— START OF Data section —

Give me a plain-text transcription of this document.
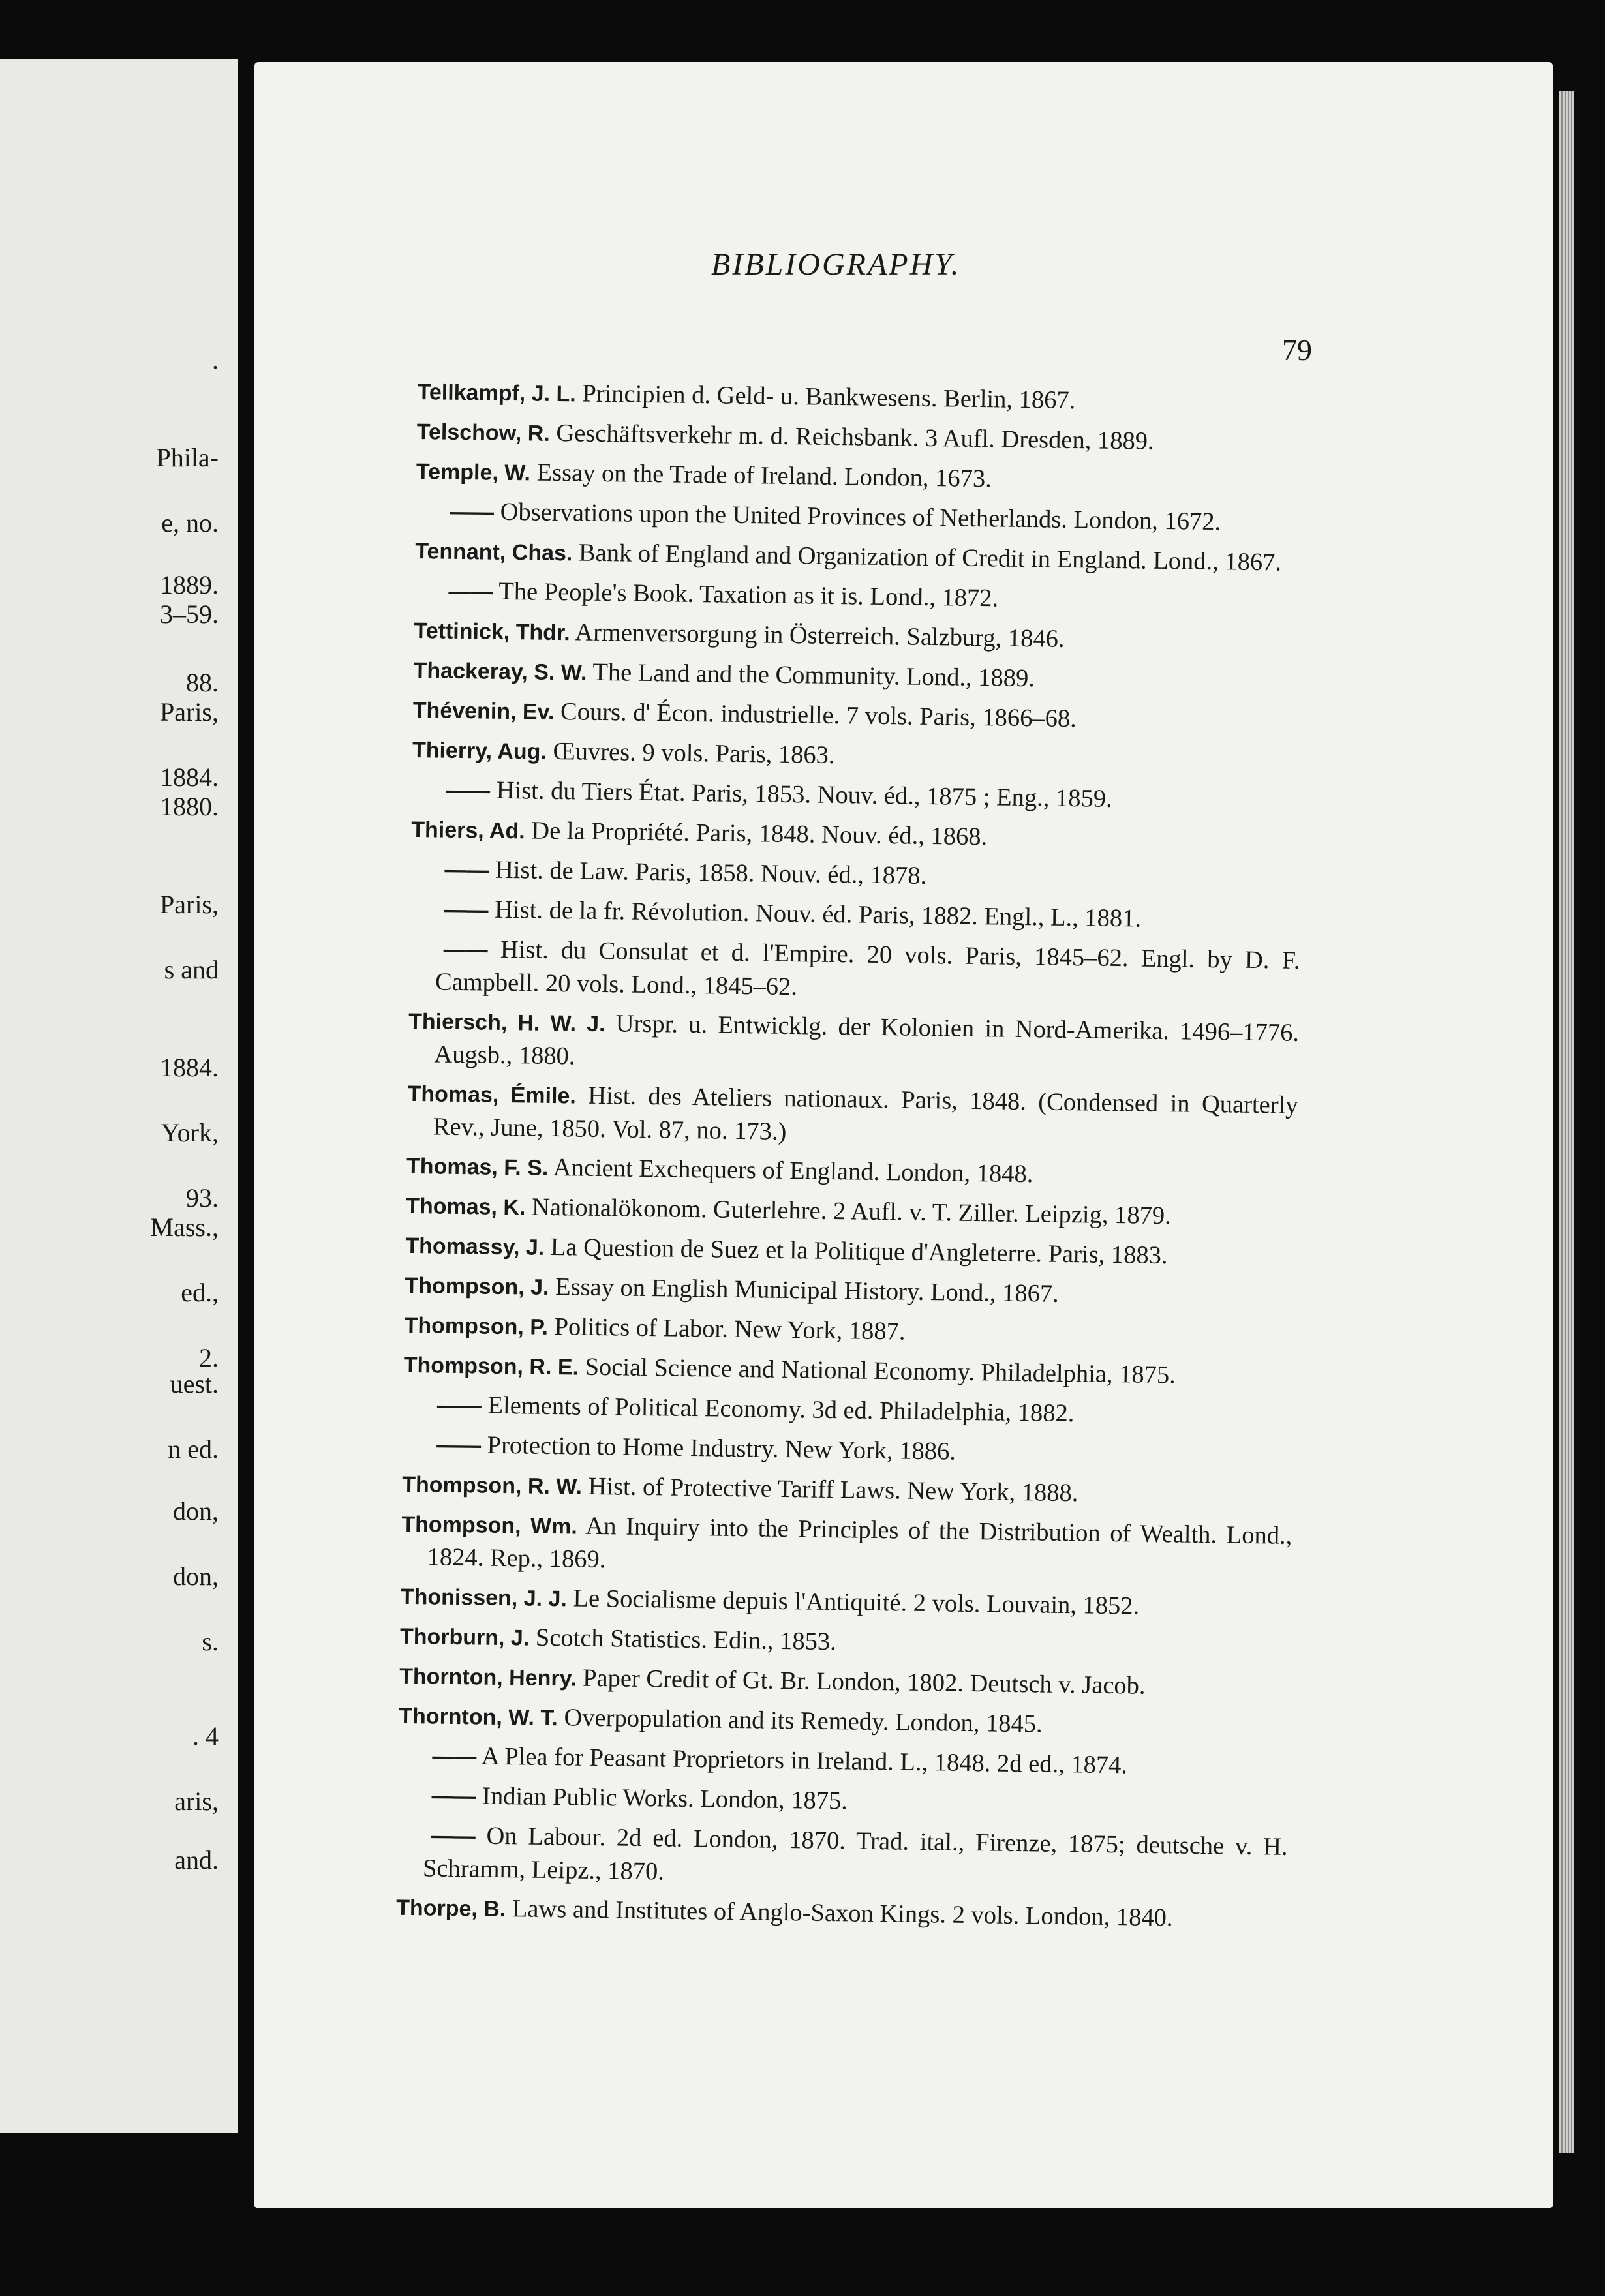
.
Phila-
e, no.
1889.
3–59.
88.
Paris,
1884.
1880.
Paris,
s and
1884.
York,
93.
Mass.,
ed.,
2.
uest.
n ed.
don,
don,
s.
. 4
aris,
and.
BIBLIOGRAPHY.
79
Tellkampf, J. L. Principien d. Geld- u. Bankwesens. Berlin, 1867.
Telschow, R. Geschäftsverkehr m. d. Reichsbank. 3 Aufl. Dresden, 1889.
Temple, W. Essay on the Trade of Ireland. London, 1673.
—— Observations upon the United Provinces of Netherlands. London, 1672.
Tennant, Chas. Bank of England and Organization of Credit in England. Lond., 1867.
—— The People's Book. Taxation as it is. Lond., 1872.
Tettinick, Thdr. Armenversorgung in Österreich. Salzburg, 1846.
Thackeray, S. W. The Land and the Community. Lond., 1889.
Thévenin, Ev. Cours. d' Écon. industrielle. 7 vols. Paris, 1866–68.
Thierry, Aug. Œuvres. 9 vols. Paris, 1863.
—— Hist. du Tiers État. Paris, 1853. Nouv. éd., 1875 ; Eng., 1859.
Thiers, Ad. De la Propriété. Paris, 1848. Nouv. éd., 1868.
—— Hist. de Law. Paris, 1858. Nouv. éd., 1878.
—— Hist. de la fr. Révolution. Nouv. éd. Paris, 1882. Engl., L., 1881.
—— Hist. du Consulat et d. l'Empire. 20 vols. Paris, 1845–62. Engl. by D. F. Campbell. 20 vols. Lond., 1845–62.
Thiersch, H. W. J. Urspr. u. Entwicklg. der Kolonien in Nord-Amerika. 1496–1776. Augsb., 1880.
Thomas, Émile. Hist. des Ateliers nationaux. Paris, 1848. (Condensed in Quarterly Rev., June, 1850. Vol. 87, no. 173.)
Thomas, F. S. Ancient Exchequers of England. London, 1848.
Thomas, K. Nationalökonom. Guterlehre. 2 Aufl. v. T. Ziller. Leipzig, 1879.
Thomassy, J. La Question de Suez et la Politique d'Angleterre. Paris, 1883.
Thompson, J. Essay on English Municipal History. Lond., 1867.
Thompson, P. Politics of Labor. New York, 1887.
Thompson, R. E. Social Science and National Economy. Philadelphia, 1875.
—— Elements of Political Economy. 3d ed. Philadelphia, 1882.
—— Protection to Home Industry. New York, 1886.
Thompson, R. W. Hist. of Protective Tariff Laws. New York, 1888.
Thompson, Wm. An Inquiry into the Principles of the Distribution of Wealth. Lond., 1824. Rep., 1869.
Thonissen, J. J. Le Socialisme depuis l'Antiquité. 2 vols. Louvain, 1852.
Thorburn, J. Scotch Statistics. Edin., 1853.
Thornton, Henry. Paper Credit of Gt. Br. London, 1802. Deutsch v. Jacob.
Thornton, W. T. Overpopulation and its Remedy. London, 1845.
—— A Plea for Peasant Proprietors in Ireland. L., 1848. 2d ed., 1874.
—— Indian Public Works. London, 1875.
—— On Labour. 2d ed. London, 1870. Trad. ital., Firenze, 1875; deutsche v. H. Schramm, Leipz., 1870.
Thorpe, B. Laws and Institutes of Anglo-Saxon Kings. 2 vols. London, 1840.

— END OF Data section —
— START OF Data section —

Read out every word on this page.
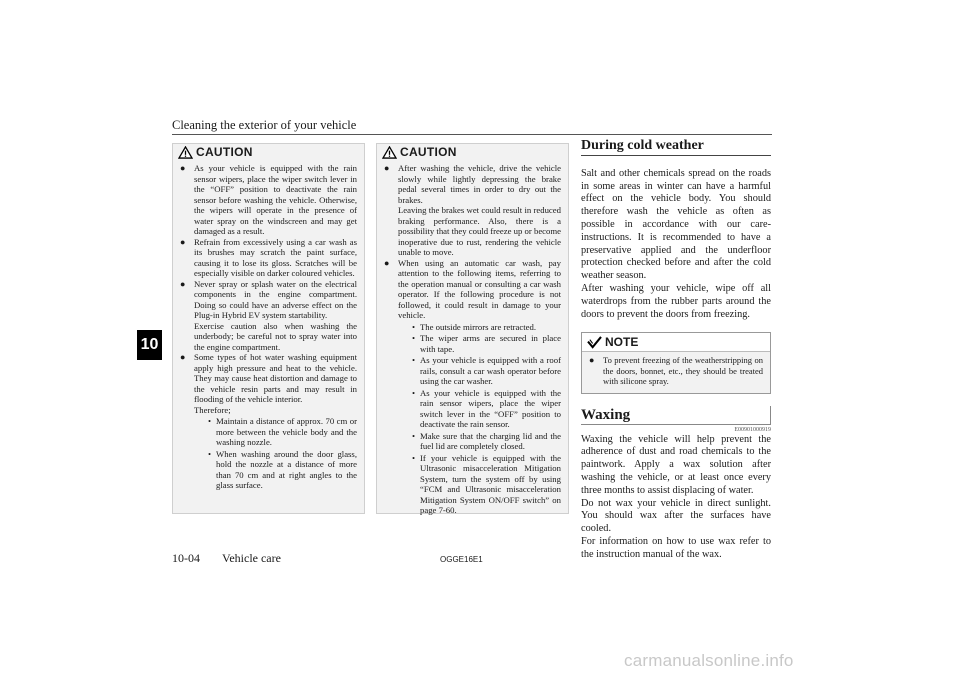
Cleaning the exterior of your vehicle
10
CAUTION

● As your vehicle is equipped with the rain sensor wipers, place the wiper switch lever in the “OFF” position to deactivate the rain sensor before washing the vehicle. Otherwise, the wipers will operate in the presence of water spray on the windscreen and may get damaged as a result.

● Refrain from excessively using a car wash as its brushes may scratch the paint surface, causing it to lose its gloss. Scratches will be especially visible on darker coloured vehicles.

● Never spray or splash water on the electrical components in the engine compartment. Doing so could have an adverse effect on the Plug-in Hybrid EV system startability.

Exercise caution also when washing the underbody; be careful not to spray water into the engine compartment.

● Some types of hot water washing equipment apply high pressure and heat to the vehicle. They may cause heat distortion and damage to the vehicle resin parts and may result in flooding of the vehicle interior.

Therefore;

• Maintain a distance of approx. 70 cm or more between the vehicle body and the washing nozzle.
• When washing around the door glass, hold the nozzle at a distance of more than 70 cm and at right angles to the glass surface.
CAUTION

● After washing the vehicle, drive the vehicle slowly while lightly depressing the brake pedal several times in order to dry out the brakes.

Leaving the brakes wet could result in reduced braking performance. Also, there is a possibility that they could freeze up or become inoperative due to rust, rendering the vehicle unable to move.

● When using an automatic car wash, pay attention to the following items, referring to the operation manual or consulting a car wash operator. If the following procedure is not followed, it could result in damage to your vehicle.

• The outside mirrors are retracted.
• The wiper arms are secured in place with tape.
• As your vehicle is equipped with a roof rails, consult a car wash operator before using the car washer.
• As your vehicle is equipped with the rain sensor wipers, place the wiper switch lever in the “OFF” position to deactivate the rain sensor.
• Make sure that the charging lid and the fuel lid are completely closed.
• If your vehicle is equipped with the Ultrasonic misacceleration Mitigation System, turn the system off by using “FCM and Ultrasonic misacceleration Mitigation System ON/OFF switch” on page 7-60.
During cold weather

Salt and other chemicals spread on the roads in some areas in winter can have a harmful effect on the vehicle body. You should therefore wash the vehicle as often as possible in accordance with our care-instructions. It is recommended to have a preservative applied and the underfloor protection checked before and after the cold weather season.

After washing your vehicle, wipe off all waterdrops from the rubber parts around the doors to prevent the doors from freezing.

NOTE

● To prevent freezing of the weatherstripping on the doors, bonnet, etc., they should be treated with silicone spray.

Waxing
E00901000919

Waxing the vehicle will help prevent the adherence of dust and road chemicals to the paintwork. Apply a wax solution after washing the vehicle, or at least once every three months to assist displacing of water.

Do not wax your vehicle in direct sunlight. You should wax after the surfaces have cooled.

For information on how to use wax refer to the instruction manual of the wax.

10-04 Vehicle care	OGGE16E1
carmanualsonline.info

— END OF Data section —

Do this -
Count the lines of the listing above that include the word "Ireland" and state the total with nothing else.

Result of the task -
2